» **TASK INSTRUCTIONS**
Every entry below should be printed exactly, without its images.

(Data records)
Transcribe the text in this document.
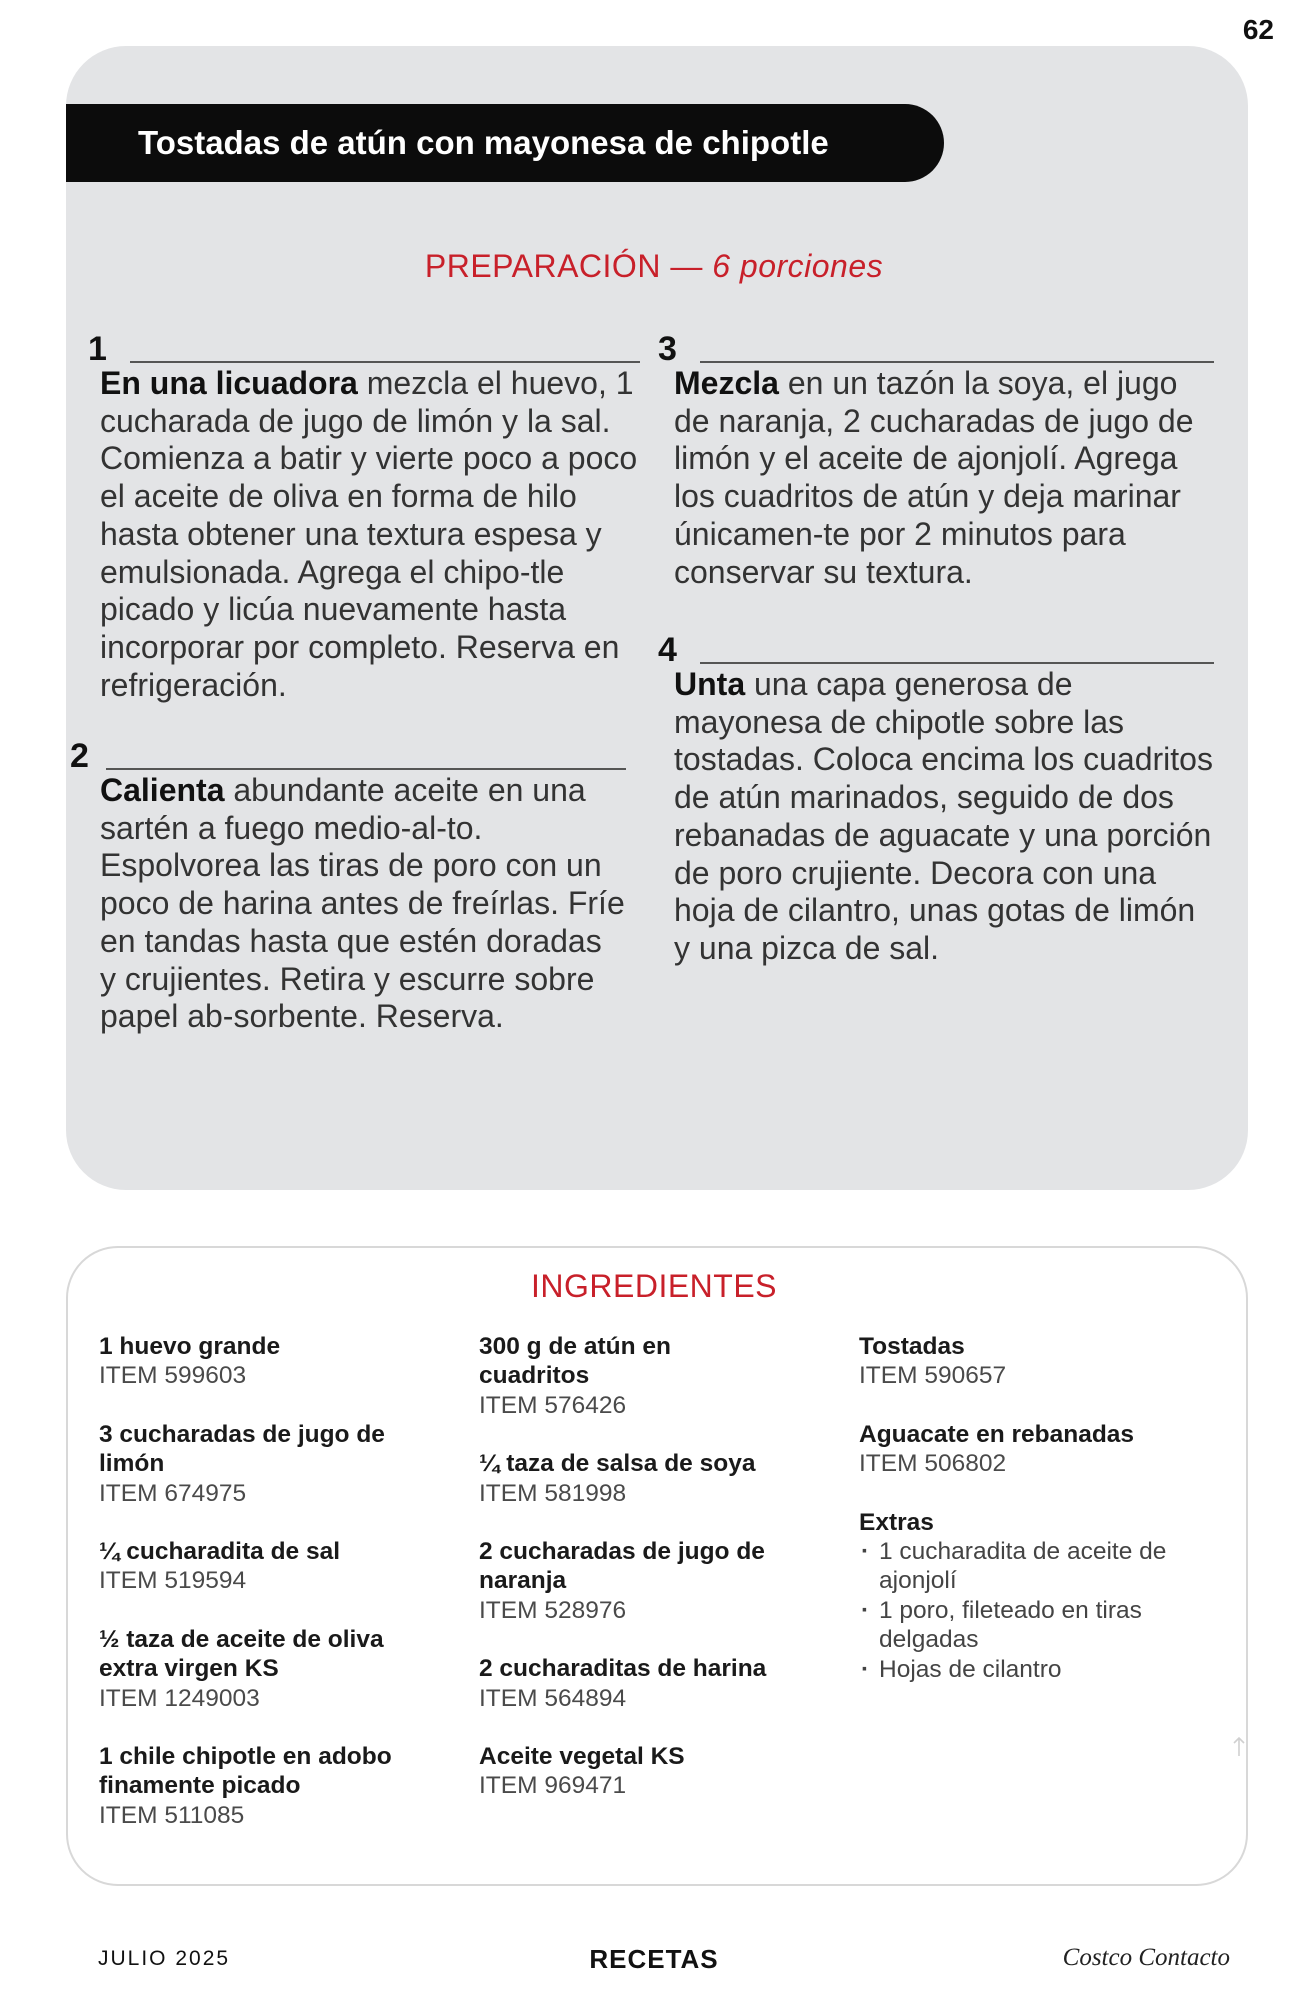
62
Tostadas de atún con mayonesa de chipotle
PREPARACIÓN — 6 porciones
1

En una licuadora mezcla el huevo, 1 cucharada de jugo de limón y la sal. Comienza a batir y vierte poco a poco el aceite de oliva en forma de hilo hasta obtener una textura espesa y emulsionada. Agrega el chipo-tle picado y licúa nuevamente hasta incorporar por completo. Reserva en refrigeración.

2

Calienta abundante aceite en una sartén a fuego medio-al-to. Espolvorea las tiras de poro con un poco de harina antes de freírlas. Fríe en tandas hasta que estén doradas y crujientes. Retira y escurre sobre papel ab-sorbente. Reserva.

3

Mezcla en un tazón la soya, el jugo de naranja, 2 cucharadas de jugo de limón y el aceite de ajonjolí. Agrega los cuadritos de atún y deja marinar únicamen-te por 2 minutos para conservar su textura.

4

Unta una capa generosa de mayonesa de chipotle sobre las tostadas. Coloca encima los cuadritos de atún marinados, seguido de dos rebanadas de aguacate y una porción de poro crujiente. Decora con una hoja de cilantro, unas gotas de limón y una pizca de sal.

INGREDIENTES
1 huevo grande
ITEM 599603
3 cucharadas de jugo de limón
ITEM 674975
¼ cucharadita de sal
ITEM 519594
½ taza de aceite de oliva extra virgen KS
ITEM 1249003
1 chile chipotle en adobo finamente picado
ITEM 511085
300 g de atún en cuadritos
ITEM 576426
¼ taza de salsa de soya
ITEM 581998
2 cucharadas de jugo de naranja
ITEM 528976
2 cucharaditas de harina
ITEM 564894
Aceite vegetal KS
ITEM 969471
Tostadas
ITEM 590657
Aguacate en rebanadas
ITEM 506802
Extras
· 1 cucharadita de aceite de ajonjolí
· 1 poro, fileteado en tiras delgadas
· Hojas de cilantro
JULIO 2025	RECETAS	Costco Contacto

» **WRITTEN RESPONSE**
Transcribe the text in this document.
62
Tostadas de atún con mayonesa de chipotle
PREPARACIÓN — 6 porciones
1

En una licuadora mezcla el huevo, 1 cucharada de jugo de limón y la sal. Comienza a batir y vierte poco a poco el aceite de oliva en forma de hilo hasta obtener una textura espesa y emulsionada. Agrega el chipo-tle picado y licúa nuevamente hasta incorporar por completo. Reserva en refrigeración.

2

Calienta abundante aceite en una sartén a fuego medio-al-to. Espolvorea las tiras de poro con un poco de harina antes de freírlas. Fríe en tandas hasta que estén doradas y crujientes. Retira y escurre sobre papel ab-sorbente. Reserva.

3

Mezcla en un tazón la soya, el jugo de naranja, 2 cucharadas de jugo de limón y el aceite de ajonjolí. Agrega los cuadritos de atún y deja marinar únicamen-te por 2 minutos para conservar su textura.

4

Unta una capa generosa de mayonesa de chipotle sobre las tostadas. Coloca encima los cuadritos de atún marinados, seguido de dos rebanadas de aguacate y una porción de poro crujiente. Decora con una hoja de cilantro, unas gotas de limón y una pizca de sal.

INGREDIENTES
1 huevo grande
ITEM 599603
3 cucharadas de jugo de limón
ITEM 674975
¼ cucharadita de sal
ITEM 519594
½ taza de aceite de oliva extra virgen KS
ITEM 1249003
1 chile chipotle en adobo finamente picado
ITEM 511085
300 g de atún en cuadritos
ITEM 576426
¼ taza de salsa de soya
ITEM 581998
2 cucharadas de jugo de naranja
ITEM 528976
2 cucharaditas de harina
ITEM 564894
Aceite vegetal KS
ITEM 969471
Tostadas
ITEM 590657
Aguacate en rebanadas
ITEM 506802
Extras
· 1 cucharadita de aceite de ajonjolí
· 1 poro, fileteado en tiras delgadas
· Hojas de cilantro
JULIO 2025	RECETAS	Costco Contacto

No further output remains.